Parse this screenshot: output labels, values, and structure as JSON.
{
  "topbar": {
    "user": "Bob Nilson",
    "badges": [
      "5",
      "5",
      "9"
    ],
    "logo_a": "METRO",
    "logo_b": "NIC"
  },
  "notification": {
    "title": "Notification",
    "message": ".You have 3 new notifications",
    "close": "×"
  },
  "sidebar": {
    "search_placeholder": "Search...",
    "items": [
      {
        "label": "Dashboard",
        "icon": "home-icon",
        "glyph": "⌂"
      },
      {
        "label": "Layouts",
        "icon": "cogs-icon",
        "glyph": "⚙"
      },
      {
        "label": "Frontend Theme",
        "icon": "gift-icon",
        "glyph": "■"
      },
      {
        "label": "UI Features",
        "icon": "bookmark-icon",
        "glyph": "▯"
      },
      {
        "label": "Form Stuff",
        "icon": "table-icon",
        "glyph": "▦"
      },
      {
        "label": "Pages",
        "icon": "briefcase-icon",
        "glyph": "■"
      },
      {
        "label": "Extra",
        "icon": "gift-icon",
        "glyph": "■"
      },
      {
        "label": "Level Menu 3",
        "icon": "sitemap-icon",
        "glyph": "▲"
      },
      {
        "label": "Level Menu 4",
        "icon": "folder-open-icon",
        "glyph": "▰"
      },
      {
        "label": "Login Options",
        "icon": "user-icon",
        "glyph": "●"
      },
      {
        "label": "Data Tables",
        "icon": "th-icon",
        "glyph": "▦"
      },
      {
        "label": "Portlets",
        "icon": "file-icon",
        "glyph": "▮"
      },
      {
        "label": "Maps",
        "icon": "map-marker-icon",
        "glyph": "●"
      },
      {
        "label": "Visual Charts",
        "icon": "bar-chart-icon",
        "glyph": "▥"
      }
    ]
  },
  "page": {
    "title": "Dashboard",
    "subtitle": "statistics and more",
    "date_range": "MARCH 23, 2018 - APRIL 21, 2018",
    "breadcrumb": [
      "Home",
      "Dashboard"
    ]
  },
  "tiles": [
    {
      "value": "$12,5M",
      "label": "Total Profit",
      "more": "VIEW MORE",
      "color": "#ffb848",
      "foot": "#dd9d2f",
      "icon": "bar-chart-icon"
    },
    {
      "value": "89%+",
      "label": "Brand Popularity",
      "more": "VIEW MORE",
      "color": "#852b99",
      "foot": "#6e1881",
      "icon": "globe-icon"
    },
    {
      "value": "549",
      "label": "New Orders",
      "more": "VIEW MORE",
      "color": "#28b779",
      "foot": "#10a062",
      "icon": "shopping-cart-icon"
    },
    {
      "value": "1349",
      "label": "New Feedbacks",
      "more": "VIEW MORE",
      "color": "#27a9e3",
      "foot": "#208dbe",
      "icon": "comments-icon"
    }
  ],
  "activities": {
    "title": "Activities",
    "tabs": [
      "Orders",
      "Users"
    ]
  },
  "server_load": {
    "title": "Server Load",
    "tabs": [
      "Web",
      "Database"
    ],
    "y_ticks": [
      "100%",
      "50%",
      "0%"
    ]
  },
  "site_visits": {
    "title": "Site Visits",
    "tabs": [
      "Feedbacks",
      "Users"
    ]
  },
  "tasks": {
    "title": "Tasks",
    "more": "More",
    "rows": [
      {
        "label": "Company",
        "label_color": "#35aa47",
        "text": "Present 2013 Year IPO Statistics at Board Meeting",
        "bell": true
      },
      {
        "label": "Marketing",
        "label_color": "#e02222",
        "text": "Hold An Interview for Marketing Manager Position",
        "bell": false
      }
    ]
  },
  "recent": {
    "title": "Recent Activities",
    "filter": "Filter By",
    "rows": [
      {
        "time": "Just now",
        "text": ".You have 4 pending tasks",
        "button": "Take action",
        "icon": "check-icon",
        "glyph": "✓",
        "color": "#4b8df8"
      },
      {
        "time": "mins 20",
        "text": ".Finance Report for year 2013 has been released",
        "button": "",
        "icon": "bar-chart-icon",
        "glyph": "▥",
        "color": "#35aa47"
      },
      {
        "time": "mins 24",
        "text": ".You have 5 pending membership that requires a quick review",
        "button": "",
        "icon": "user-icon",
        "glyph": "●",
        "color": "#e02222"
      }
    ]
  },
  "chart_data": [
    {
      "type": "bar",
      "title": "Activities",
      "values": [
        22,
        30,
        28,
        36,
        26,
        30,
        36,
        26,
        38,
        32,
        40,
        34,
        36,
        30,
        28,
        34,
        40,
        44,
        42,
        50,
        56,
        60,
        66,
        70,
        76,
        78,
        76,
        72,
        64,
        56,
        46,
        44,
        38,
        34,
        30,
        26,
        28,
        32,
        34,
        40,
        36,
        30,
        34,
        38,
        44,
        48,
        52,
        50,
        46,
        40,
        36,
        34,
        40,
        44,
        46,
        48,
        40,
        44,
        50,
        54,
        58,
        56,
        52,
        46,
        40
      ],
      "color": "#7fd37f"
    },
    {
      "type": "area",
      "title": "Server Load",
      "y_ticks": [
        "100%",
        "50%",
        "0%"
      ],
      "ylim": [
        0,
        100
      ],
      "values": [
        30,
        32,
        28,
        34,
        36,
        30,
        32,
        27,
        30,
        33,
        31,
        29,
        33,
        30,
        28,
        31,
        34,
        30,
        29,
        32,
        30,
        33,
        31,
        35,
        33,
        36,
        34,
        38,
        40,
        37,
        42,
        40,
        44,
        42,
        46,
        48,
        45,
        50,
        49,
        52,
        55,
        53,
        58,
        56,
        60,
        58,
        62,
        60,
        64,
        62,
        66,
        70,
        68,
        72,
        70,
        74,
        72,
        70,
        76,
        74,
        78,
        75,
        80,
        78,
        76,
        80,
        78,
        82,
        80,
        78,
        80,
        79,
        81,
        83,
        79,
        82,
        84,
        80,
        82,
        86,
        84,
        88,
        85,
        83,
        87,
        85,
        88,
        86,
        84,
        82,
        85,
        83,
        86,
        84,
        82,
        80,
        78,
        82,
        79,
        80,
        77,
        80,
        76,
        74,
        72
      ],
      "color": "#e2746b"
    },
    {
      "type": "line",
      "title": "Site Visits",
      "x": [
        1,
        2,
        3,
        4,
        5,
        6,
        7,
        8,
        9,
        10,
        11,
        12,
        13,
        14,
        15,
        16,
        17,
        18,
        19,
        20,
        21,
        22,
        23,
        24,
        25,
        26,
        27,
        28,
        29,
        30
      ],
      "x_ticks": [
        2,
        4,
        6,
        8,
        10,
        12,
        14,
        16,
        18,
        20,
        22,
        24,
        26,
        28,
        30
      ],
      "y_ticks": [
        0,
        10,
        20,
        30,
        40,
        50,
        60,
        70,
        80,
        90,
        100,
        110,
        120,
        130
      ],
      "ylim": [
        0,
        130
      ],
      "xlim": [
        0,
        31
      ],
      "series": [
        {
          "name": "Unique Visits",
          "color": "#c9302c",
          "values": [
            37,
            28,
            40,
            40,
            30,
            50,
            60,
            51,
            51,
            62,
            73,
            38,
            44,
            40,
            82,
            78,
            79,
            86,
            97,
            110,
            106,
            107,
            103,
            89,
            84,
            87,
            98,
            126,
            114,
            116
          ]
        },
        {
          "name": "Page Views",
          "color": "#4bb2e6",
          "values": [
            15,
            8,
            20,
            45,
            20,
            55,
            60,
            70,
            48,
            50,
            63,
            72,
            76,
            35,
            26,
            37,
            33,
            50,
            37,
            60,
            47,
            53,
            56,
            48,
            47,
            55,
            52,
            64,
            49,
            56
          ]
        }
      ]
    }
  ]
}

# # #

# PROBLEM STATEMENT
Return every line containing "Dashboard".

# RESPONSE FOR THIS EXERCISE
        "label": "Dashboard",
    "title": "Dashboard",
      "Dashboard"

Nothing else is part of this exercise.